## START

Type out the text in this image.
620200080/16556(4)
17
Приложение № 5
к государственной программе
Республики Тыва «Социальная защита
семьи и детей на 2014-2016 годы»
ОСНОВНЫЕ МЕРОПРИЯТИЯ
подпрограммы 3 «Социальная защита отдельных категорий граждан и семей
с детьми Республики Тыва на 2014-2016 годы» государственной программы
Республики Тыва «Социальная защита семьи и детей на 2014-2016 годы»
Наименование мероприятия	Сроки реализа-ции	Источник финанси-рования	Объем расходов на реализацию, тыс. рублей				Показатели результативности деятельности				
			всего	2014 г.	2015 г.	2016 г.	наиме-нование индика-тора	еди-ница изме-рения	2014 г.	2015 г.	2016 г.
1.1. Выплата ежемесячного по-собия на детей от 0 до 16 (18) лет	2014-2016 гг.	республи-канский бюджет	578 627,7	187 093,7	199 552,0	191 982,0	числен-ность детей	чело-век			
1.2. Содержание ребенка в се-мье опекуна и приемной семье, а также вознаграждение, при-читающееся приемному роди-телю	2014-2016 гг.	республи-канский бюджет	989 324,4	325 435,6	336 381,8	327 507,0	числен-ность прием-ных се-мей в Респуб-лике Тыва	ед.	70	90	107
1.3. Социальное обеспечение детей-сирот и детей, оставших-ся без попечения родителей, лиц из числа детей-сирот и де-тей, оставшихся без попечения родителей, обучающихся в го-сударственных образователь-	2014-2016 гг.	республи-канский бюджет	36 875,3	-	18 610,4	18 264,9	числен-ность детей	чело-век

## END

- _GIVEN REQUEST_: Report how many lines in the records above contain the word "годы", giving only the number.

- _SOLUTION FOR THIS TASK_: 3